• _Requirements_
Pick every line from the data that holds the word "footer".

Saved entries:

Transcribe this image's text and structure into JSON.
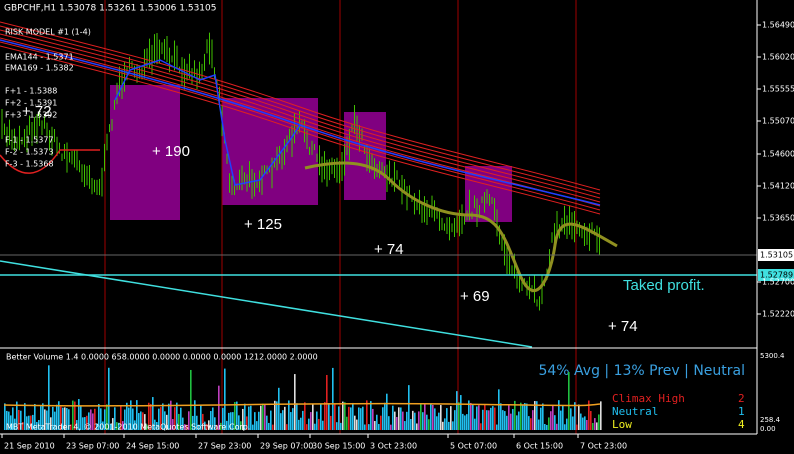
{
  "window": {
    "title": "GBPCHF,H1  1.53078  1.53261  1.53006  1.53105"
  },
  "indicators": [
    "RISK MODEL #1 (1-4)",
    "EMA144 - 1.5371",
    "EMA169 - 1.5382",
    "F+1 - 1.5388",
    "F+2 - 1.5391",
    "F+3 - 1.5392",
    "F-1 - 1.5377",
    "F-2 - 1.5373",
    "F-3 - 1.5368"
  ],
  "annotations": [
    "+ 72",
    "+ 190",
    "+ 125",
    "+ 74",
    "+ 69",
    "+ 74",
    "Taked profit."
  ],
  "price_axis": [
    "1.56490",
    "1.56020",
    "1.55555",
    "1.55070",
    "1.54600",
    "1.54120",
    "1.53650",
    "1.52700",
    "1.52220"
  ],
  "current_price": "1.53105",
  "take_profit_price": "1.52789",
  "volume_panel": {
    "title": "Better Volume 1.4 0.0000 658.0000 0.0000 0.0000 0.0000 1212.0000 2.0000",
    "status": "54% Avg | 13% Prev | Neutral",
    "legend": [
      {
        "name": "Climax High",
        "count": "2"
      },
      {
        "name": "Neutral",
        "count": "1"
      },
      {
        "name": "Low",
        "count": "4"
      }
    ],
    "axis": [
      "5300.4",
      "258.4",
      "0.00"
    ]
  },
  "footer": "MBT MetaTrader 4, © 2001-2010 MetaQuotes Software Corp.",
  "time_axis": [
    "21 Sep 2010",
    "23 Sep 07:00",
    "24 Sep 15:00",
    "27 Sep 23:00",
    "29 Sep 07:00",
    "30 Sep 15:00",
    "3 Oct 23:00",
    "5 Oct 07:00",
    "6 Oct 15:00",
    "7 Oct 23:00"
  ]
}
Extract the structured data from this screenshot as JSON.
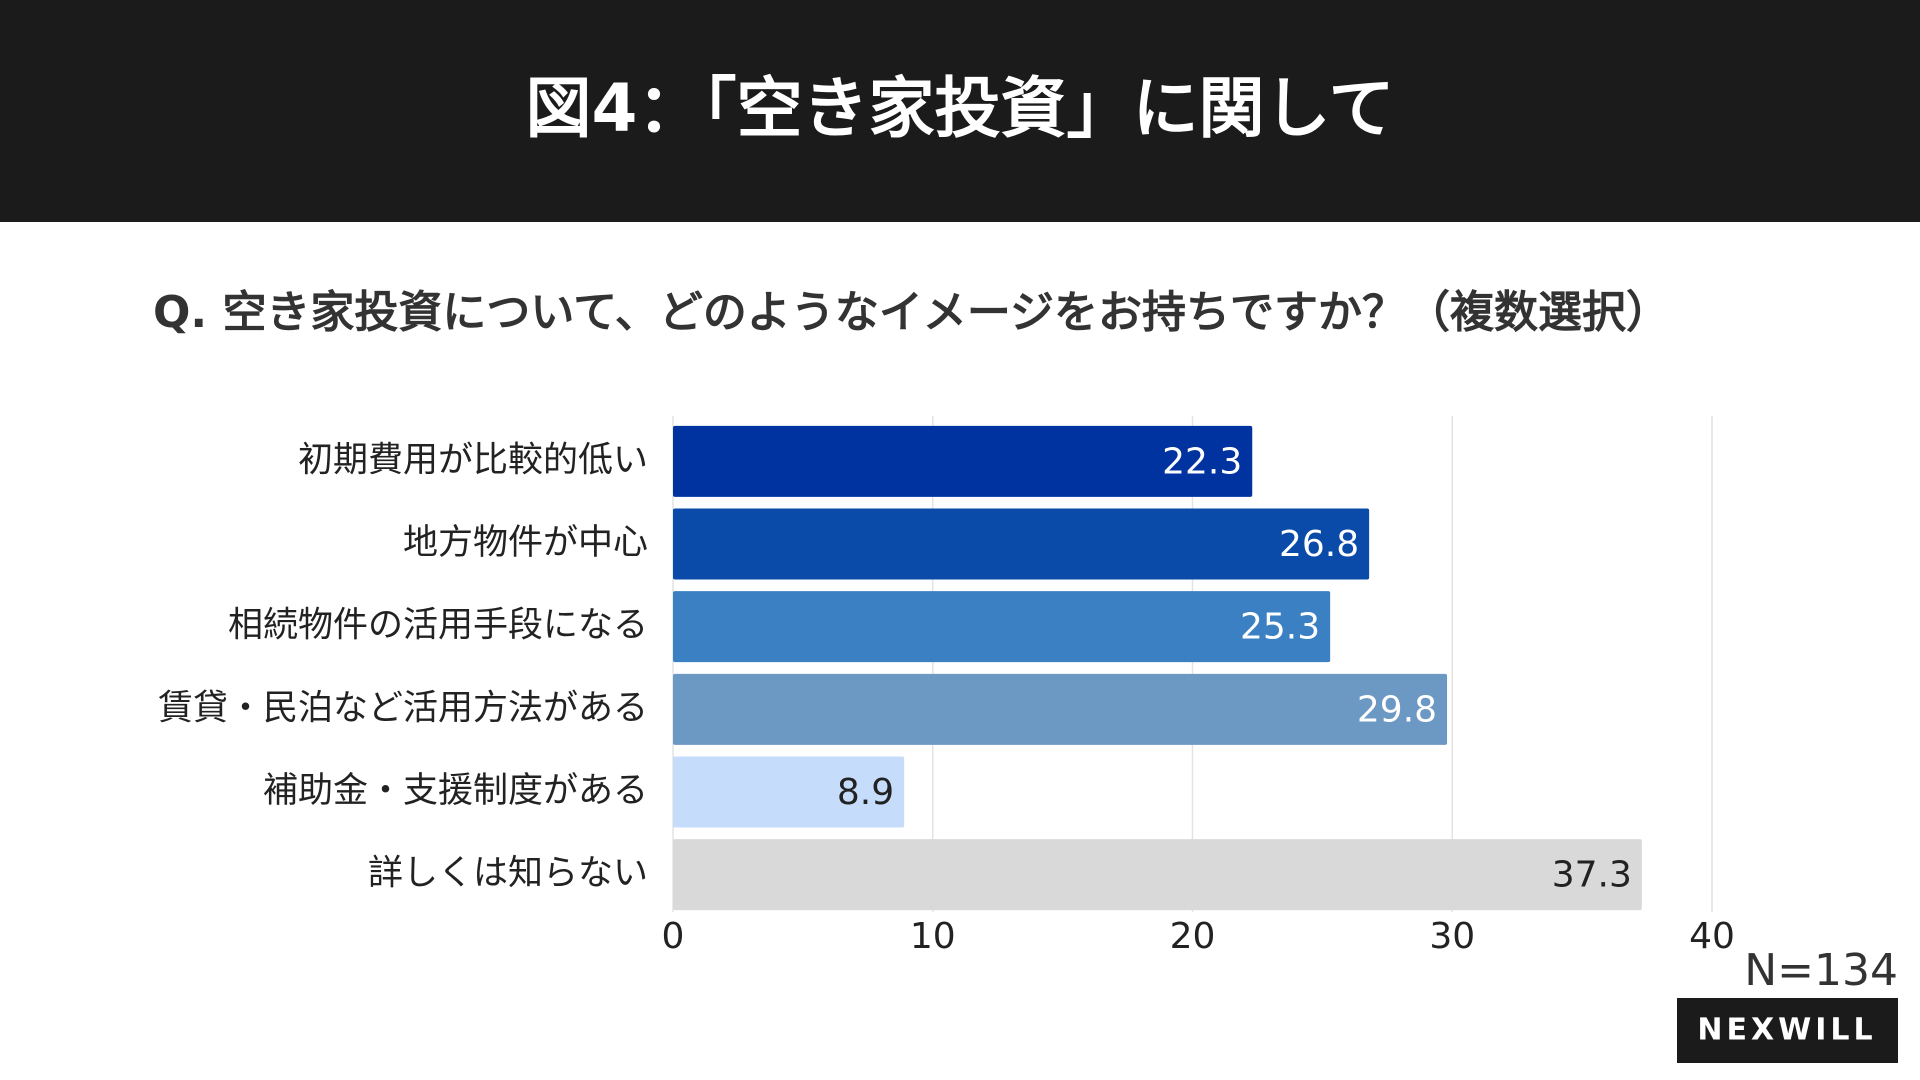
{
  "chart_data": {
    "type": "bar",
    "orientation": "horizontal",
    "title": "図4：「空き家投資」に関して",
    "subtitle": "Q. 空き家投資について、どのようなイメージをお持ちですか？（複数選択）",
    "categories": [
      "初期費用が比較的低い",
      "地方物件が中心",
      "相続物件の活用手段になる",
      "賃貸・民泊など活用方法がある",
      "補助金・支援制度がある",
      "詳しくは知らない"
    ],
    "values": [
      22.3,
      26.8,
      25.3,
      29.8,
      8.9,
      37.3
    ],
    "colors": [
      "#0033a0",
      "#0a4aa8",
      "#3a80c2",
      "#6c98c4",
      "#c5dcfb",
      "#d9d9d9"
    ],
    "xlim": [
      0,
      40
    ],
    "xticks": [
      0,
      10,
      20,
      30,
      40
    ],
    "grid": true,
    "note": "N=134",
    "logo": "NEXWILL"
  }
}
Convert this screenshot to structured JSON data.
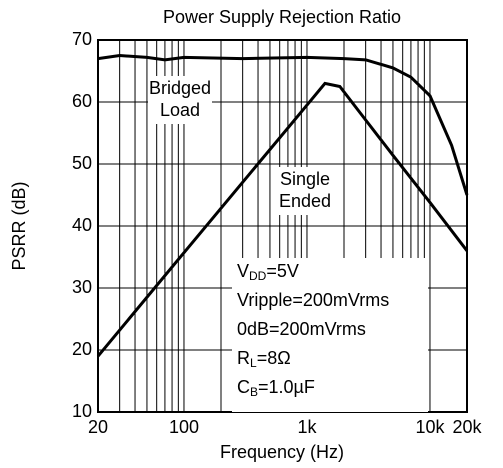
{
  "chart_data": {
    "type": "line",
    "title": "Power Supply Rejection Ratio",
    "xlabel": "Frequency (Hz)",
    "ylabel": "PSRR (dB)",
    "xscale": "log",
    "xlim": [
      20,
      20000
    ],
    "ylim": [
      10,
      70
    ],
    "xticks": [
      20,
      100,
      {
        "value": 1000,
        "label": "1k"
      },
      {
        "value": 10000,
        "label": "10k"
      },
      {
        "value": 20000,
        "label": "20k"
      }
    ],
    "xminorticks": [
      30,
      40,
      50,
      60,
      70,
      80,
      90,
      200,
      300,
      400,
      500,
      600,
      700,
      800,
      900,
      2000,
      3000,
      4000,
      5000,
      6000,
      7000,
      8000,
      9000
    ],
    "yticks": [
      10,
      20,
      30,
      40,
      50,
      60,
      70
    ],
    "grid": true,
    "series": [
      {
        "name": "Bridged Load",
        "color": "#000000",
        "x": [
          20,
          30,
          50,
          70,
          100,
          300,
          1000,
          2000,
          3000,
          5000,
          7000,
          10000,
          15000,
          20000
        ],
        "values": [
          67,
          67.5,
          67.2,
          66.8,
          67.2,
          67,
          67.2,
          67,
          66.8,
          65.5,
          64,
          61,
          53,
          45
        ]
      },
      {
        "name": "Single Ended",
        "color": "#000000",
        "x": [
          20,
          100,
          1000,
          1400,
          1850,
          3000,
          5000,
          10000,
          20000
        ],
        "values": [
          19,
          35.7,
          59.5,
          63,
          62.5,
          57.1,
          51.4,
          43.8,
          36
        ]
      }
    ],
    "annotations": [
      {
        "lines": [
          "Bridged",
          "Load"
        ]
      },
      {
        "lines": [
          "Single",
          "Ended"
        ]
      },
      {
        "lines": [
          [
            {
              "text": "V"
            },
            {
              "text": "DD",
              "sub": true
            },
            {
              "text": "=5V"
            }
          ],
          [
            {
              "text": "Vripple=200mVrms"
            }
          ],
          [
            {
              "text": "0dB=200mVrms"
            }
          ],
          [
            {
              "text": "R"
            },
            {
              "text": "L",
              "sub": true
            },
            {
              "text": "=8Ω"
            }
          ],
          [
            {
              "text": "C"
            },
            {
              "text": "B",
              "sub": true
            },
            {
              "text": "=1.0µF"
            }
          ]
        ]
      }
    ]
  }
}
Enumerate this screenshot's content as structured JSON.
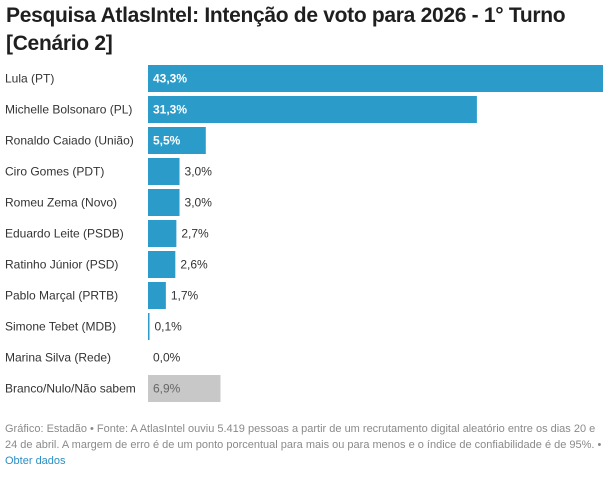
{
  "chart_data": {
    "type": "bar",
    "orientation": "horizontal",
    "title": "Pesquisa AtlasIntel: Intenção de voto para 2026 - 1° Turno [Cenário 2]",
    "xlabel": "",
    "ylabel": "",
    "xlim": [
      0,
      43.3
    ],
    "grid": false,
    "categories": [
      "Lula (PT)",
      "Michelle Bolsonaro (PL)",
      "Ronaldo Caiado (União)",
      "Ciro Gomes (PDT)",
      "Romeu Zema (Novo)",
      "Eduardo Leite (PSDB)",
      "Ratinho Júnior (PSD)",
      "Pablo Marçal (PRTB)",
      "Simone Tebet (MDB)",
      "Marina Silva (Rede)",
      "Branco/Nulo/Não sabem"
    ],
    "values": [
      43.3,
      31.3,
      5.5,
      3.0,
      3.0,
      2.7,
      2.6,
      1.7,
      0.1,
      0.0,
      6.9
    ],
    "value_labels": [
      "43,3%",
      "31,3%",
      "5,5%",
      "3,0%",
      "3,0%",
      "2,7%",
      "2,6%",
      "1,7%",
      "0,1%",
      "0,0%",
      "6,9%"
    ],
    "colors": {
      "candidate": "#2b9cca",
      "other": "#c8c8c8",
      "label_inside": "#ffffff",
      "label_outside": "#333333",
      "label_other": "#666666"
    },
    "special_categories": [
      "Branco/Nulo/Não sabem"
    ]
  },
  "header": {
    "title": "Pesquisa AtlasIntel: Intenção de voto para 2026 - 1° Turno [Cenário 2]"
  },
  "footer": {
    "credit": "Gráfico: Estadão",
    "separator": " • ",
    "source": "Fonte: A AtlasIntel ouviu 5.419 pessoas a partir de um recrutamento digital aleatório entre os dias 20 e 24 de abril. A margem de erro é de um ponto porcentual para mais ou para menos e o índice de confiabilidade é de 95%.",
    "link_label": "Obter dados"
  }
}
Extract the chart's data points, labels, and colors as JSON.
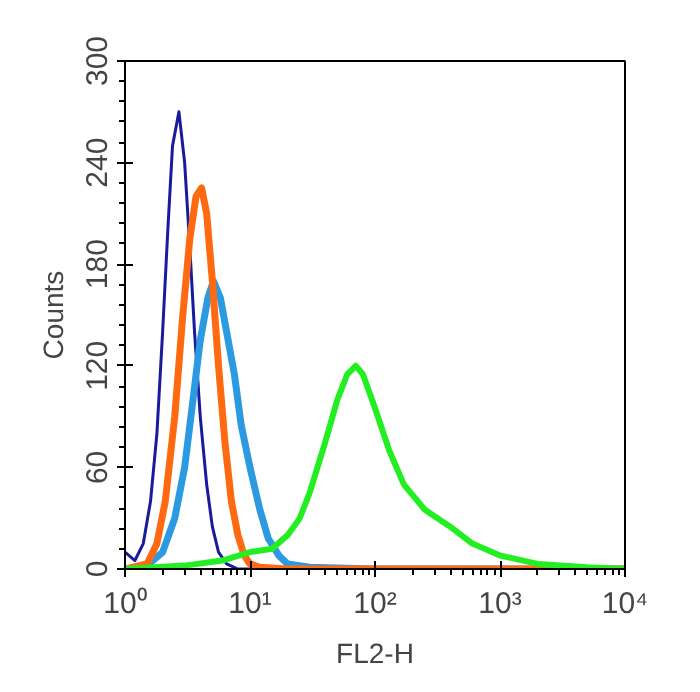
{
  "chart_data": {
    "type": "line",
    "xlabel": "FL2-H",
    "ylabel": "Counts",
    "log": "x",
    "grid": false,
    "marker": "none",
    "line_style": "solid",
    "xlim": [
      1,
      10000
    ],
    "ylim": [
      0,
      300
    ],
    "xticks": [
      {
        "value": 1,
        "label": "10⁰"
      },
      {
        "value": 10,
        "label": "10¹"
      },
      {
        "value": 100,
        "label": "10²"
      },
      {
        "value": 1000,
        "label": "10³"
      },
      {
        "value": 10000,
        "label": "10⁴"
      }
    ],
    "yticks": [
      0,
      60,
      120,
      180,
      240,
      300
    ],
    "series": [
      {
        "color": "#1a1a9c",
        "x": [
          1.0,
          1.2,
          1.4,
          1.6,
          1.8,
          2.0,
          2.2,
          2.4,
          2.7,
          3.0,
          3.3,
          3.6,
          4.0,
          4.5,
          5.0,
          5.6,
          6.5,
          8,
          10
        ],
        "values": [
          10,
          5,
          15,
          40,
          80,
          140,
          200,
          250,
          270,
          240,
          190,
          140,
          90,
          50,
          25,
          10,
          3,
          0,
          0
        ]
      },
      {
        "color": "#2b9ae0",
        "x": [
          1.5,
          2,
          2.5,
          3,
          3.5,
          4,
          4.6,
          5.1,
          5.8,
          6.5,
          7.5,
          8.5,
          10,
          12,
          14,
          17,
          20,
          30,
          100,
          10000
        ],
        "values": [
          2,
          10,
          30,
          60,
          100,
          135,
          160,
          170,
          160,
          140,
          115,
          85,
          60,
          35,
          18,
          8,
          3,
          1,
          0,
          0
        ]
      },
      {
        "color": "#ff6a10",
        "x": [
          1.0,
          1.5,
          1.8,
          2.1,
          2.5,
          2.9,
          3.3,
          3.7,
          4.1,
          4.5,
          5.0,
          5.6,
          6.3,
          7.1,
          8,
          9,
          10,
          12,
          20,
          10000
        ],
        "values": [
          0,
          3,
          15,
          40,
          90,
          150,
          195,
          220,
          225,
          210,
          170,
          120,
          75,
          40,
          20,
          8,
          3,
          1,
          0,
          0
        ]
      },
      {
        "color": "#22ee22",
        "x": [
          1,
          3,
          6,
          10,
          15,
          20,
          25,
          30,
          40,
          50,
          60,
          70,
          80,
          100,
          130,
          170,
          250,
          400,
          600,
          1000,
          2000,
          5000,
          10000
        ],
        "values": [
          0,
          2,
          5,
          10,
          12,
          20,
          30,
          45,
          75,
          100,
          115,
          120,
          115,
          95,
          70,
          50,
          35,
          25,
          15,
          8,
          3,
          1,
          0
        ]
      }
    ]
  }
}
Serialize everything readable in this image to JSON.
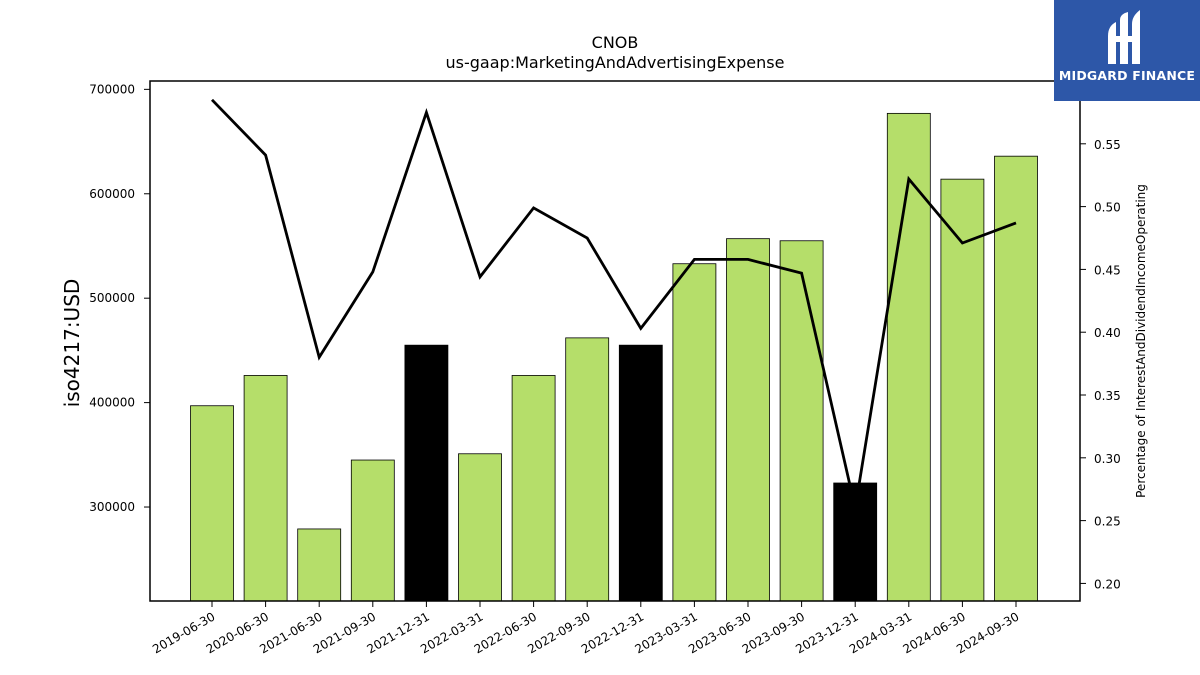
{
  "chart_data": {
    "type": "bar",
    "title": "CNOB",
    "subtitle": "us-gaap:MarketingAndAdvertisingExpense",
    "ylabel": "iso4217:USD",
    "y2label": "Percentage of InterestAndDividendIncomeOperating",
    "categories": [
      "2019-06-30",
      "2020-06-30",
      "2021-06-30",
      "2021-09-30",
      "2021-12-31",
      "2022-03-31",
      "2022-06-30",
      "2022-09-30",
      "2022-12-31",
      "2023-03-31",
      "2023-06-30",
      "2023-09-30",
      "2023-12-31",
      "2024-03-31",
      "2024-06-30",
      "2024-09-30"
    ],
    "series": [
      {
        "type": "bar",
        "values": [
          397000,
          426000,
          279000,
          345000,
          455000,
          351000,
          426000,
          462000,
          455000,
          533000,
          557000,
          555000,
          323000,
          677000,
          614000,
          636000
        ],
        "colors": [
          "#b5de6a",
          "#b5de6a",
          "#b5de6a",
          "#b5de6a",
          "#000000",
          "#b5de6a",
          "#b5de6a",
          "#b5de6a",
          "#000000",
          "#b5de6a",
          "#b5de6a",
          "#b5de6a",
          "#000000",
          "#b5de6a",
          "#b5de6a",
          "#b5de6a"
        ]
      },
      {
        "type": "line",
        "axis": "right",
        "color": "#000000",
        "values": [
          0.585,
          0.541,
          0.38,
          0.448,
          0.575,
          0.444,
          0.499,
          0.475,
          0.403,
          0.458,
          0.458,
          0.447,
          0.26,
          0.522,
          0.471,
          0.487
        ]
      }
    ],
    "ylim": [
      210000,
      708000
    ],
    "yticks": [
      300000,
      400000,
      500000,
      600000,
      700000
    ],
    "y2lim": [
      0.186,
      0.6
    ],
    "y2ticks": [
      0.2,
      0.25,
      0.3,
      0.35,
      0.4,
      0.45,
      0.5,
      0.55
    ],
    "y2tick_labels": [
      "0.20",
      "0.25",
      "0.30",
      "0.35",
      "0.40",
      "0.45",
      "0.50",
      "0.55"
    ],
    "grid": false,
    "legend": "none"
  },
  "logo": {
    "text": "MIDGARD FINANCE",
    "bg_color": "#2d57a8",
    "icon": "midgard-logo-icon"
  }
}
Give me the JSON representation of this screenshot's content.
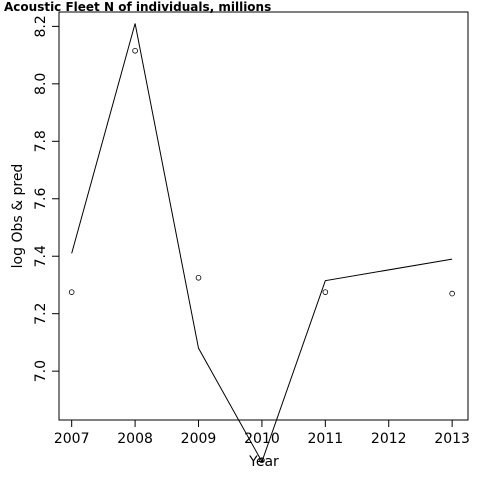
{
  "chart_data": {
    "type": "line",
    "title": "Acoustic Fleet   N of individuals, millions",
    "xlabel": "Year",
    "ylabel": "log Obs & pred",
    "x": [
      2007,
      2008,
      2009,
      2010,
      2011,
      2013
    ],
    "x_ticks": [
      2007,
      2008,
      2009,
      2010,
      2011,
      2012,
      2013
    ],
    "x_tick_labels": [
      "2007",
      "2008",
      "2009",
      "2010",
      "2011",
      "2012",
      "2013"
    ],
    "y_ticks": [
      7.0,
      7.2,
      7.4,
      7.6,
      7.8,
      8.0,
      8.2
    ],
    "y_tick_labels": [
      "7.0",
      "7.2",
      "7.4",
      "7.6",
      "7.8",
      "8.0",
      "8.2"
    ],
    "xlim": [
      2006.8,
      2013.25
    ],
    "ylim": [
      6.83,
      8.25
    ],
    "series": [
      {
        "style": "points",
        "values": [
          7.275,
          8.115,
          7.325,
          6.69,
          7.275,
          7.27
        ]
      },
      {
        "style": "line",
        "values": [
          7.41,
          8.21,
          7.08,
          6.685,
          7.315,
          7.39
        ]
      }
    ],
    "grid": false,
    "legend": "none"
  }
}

• _Reply_
  "footer": "MBT MetaTrader 4, © 2001-2010 MetaQuotes Software Corp.",
  "footer": {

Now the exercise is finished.